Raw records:

## START

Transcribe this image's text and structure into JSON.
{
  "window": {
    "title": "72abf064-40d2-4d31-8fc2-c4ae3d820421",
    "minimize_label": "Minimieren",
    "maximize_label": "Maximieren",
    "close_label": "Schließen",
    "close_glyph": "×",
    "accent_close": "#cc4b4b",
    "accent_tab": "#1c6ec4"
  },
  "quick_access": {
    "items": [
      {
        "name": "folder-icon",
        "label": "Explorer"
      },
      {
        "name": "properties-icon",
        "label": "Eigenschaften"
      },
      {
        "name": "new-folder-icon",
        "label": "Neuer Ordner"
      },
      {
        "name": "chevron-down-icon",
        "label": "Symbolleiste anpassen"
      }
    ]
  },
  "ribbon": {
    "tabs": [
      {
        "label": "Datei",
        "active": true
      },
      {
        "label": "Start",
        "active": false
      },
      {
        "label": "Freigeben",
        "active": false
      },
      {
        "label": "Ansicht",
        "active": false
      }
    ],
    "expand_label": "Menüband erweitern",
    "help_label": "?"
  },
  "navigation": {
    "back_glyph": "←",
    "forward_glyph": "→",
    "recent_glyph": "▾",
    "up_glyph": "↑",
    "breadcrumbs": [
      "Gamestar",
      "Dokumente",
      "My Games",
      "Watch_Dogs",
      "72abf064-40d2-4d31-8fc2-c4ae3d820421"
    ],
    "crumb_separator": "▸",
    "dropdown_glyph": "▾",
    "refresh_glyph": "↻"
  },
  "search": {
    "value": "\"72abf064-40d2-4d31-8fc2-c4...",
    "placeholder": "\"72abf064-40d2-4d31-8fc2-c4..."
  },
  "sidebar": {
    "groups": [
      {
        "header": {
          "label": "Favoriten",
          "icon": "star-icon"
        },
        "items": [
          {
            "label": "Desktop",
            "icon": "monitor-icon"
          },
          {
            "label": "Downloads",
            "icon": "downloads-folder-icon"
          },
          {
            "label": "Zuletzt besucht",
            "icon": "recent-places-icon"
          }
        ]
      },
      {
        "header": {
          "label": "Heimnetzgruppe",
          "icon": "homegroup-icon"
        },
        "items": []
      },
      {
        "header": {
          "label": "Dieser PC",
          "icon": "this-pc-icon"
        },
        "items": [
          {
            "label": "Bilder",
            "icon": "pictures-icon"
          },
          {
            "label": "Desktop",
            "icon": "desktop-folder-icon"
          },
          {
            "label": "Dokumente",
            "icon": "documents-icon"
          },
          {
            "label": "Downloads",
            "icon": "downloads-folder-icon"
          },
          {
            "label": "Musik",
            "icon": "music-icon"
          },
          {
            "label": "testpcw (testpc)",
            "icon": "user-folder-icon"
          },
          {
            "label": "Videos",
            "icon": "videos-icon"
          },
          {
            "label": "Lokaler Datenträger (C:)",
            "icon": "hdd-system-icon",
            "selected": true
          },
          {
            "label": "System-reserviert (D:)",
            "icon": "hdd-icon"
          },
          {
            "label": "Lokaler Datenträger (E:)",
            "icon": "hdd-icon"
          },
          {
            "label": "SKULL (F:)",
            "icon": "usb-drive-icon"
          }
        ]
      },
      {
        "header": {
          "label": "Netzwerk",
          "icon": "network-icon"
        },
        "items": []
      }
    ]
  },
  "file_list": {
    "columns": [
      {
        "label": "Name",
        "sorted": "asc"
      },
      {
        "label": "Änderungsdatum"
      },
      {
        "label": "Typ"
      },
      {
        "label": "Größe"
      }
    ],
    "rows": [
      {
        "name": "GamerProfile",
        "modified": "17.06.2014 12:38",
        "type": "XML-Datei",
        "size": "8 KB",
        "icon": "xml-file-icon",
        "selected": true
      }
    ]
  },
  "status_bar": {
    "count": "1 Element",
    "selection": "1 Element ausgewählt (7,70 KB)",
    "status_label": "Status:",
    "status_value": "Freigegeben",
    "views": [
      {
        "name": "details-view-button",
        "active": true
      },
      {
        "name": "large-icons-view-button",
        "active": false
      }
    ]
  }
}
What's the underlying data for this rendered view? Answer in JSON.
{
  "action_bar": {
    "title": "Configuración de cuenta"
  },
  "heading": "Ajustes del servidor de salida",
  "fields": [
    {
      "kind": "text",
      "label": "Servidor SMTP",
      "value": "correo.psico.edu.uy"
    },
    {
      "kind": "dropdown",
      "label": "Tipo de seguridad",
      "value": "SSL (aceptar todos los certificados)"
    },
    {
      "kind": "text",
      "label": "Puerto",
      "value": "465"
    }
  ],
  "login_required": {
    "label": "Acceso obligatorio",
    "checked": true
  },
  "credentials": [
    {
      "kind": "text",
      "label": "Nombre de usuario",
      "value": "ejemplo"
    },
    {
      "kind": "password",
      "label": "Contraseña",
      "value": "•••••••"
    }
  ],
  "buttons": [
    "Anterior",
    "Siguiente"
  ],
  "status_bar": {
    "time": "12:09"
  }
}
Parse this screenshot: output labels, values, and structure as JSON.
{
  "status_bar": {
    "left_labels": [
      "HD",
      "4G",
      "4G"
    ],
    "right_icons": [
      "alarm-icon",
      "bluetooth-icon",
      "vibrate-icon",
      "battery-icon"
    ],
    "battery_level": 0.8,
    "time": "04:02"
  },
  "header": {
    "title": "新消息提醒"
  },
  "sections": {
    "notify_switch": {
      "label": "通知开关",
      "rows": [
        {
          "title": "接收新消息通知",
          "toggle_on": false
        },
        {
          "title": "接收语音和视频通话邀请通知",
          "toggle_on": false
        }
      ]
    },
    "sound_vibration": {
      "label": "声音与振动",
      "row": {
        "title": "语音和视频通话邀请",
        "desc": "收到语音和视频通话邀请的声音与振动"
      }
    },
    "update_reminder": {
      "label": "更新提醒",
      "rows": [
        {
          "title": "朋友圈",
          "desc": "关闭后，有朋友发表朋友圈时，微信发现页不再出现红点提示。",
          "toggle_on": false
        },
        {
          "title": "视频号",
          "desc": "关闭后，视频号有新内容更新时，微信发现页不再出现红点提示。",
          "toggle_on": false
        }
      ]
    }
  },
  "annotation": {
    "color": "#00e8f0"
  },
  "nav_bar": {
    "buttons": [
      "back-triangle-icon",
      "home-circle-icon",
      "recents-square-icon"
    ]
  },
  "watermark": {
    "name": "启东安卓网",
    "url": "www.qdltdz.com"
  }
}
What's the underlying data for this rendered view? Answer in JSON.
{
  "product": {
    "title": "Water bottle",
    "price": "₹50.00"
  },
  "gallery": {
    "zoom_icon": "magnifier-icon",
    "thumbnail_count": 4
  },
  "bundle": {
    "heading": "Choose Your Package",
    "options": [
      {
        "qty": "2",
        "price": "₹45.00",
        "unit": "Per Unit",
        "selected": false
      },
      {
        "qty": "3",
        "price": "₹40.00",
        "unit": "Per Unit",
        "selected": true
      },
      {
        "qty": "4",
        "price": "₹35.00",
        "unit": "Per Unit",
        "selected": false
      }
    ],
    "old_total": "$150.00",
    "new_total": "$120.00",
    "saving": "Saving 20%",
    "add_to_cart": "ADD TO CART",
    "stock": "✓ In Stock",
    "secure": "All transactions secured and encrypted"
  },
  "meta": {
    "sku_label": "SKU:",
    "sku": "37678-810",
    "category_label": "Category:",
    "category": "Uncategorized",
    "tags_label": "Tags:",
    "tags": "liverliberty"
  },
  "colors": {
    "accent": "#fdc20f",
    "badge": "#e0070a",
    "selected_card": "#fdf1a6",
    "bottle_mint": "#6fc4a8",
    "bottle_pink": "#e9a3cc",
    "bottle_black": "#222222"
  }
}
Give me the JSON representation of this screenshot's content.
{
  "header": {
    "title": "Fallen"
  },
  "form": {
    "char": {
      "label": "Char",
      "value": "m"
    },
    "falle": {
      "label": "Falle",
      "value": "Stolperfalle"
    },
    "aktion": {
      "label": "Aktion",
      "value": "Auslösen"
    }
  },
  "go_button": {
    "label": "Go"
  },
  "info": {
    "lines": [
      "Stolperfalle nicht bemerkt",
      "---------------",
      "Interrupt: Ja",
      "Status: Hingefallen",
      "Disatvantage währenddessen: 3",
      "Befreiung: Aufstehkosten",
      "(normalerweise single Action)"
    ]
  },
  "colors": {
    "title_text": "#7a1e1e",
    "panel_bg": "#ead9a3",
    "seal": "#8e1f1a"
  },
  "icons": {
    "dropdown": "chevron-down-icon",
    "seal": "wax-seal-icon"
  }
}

## END

**DIRECTIONS FOR THIS TASK:** Show every line that contains the word "Datenträger".

**WRITTEN REPLY:**
            "label": "Lokaler Datenträger (C:)",
            "label": "Lokaler Datenträger (E:)",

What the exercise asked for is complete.